START Dataset excerpts
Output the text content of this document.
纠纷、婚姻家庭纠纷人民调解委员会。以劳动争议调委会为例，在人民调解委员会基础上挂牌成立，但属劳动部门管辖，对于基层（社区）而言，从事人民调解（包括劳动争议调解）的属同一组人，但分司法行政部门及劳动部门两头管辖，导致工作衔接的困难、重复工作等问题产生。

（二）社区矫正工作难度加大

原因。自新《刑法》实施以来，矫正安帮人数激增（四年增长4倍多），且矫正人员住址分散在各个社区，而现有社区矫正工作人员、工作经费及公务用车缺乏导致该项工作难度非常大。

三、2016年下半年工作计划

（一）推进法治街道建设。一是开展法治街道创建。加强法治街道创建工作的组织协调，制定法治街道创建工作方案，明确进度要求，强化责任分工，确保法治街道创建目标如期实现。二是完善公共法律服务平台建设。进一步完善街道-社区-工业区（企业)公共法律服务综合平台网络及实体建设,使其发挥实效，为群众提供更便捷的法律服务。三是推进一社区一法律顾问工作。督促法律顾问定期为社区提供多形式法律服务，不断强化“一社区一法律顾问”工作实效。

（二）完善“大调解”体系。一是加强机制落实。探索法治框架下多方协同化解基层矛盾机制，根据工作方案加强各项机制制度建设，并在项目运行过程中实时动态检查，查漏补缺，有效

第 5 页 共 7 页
END Dataset excerpts
Every line above should be printed again exactly as it stands.

Output the text content of this document.
纠纷、婚姻家庭纠纷人民调解委员会。以劳动争议调委会为例，在人民调解委员会基础上挂牌成立，但属劳动部门管辖，对于基层（社区）而言，从事人民调解（包括劳动争议调解）的属同一组人，但分司法行政部门及劳动部门两头管辖，导致工作衔接的困难、重复工作等问题产生。

（二）社区矫正工作难度加大

原因。自新《刑法》实施以来，矫正安帮人数激增（四年增长4倍多），且矫正人员住址分散在各个社区，而现有社区矫正工作人员、工作经费及公务用车缺乏导致该项工作难度非常大。

三、2016年下半年工作计划

（一）推进法治街道建设。一是开展法治街道创建。加强法治街道创建工作的组织协调，制定法治街道创建工作方案，明确进度要求，强化责任分工，确保法治街道创建目标如期实现。二是完善公共法律服务平台建设。进一步完善街道-社区-工业区（企业)公共法律服务综合平台网络及实体建设,使其发挥实效，为群众提供更便捷的法律服务。三是推进一社区一法律顾问工作。督促法律顾问定期为社区提供多形式法律服务，不断强化“一社区一法律顾问”工作实效。

（二）完善“大调解”体系。一是加强机制落实。探索法治框架下多方协同化解基层矛盾机制，根据工作方案加强各项机制制度建设，并在项目运行过程中实时动态检查，查漏补缺，有效

第 5 页 共 7 页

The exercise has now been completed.